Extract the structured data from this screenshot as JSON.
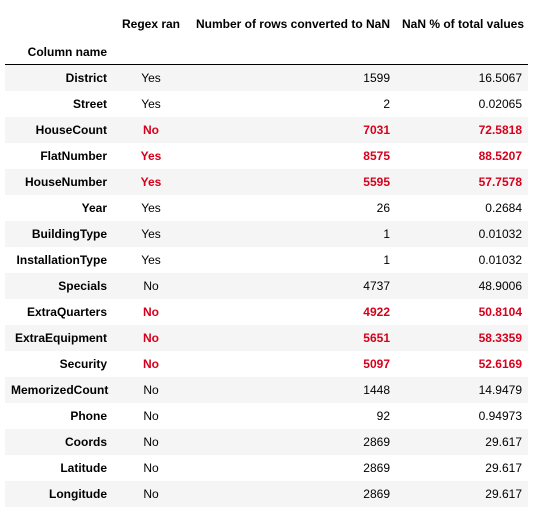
{
  "table": {
    "index_name": "Column name",
    "columns": [
      "Regex ran",
      "Number of rows converted to NaN",
      "NaN % of total values"
    ],
    "highlight_color": "#d6001c",
    "stripe_color": "#f5f5f5",
    "rows": [
      {
        "name": "District",
        "regex": "Yes",
        "nan_rows": "1599",
        "nan_pct": "16.5067",
        "highlight": false
      },
      {
        "name": "Street",
        "regex": "Yes",
        "nan_rows": "2",
        "nan_pct": "0.02065",
        "highlight": false
      },
      {
        "name": "HouseCount",
        "regex": "No",
        "nan_rows": "7031",
        "nan_pct": "72.5818",
        "highlight": true
      },
      {
        "name": "FlatNumber",
        "regex": "Yes",
        "nan_rows": "8575",
        "nan_pct": "88.5207",
        "highlight": true
      },
      {
        "name": "HouseNumber",
        "regex": "Yes",
        "nan_rows": "5595",
        "nan_pct": "57.7578",
        "highlight": true
      },
      {
        "name": "Year",
        "regex": "Yes",
        "nan_rows": "26",
        "nan_pct": "0.2684",
        "highlight": false
      },
      {
        "name": "BuildingType",
        "regex": "Yes",
        "nan_rows": "1",
        "nan_pct": "0.01032",
        "highlight": false
      },
      {
        "name": "InstallationType",
        "regex": "Yes",
        "nan_rows": "1",
        "nan_pct": "0.01032",
        "highlight": false
      },
      {
        "name": "Specials",
        "regex": "No",
        "nan_rows": "4737",
        "nan_pct": "48.9006",
        "highlight": false
      },
      {
        "name": "ExtraQuarters",
        "regex": "No",
        "nan_rows": "4922",
        "nan_pct": "50.8104",
        "highlight": true
      },
      {
        "name": "ExtraEquipment",
        "regex": "No",
        "nan_rows": "5651",
        "nan_pct": "58.3359",
        "highlight": true
      },
      {
        "name": "Security",
        "regex": "No",
        "nan_rows": "5097",
        "nan_pct": "52.6169",
        "highlight": true
      },
      {
        "name": "MemorizedCount",
        "regex": "No",
        "nan_rows": "1448",
        "nan_pct": "14.9479",
        "highlight": false
      },
      {
        "name": "Phone",
        "regex": "No",
        "nan_rows": "92",
        "nan_pct": "0.94973",
        "highlight": false
      },
      {
        "name": "Coords",
        "regex": "No",
        "nan_rows": "2869",
        "nan_pct": "29.617",
        "highlight": false
      },
      {
        "name": "Latitude",
        "regex": "No",
        "nan_rows": "2869",
        "nan_pct": "29.617",
        "highlight": false
      },
      {
        "name": "Longitude",
        "regex": "No",
        "nan_rows": "2869",
        "nan_pct": "29.617",
        "highlight": false
      }
    ]
  }
}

_What you are asked to do:_ Transcribe all of the records above character for character. Exclude the pictures.

_Solution:_
Extract the structured data from this screenshot as JSON.
{
  "table": {
    "index_name": "Column name",
    "columns": [
      "Regex ran",
      "Number of rows converted to NaN",
      "NaN % of total values"
    ],
    "highlight_color": "#d6001c",
    "stripe_color": "#f5f5f5",
    "rows": [
      {
        "name": "District",
        "regex": "Yes",
        "nan_rows": "1599",
        "nan_pct": "16.5067",
        "highlight": false
      },
      {
        "name": "Street",
        "regex": "Yes",
        "nan_rows": "2",
        "nan_pct": "0.02065",
        "highlight": false
      },
      {
        "name": "HouseCount",
        "regex": "No",
        "nan_rows": "7031",
        "nan_pct": "72.5818",
        "highlight": true
      },
      {
        "name": "FlatNumber",
        "regex": "Yes",
        "nan_rows": "8575",
        "nan_pct": "88.5207",
        "highlight": true
      },
      {
        "name": "HouseNumber",
        "regex": "Yes",
        "nan_rows": "5595",
        "nan_pct": "57.7578",
        "highlight": true
      },
      {
        "name": "Year",
        "regex": "Yes",
        "nan_rows": "26",
        "nan_pct": "0.2684",
        "highlight": false
      },
      {
        "name": "BuildingType",
        "regex": "Yes",
        "nan_rows": "1",
        "nan_pct": "0.01032",
        "highlight": false
      },
      {
        "name": "InstallationType",
        "regex": "Yes",
        "nan_rows": "1",
        "nan_pct": "0.01032",
        "highlight": false
      },
      {
        "name": "Specials",
        "regex": "No",
        "nan_rows": "4737",
        "nan_pct": "48.9006",
        "highlight": false
      },
      {
        "name": "ExtraQuarters",
        "regex": "No",
        "nan_rows": "4922",
        "nan_pct": "50.8104",
        "highlight": true
      },
      {
        "name": "ExtraEquipment",
        "regex": "No",
        "nan_rows": "5651",
        "nan_pct": "58.3359",
        "highlight": true
      },
      {
        "name": "Security",
        "regex": "No",
        "nan_rows": "5097",
        "nan_pct": "52.6169",
        "highlight": true
      },
      {
        "name": "MemorizedCount",
        "regex": "No",
        "nan_rows": "1448",
        "nan_pct": "14.9479",
        "highlight": false
      },
      {
        "name": "Phone",
        "regex": "No",
        "nan_rows": "92",
        "nan_pct": "0.94973",
        "highlight": false
      },
      {
        "name": "Coords",
        "regex": "No",
        "nan_rows": "2869",
        "nan_pct": "29.617",
        "highlight": false
      },
      {
        "name": "Latitude",
        "regex": "No",
        "nan_rows": "2869",
        "nan_pct": "29.617",
        "highlight": false
      },
      {
        "name": "Longitude",
        "regex": "No",
        "nan_rows": "2869",
        "nan_pct": "29.617",
        "highlight": false
      }
    ]
  }
}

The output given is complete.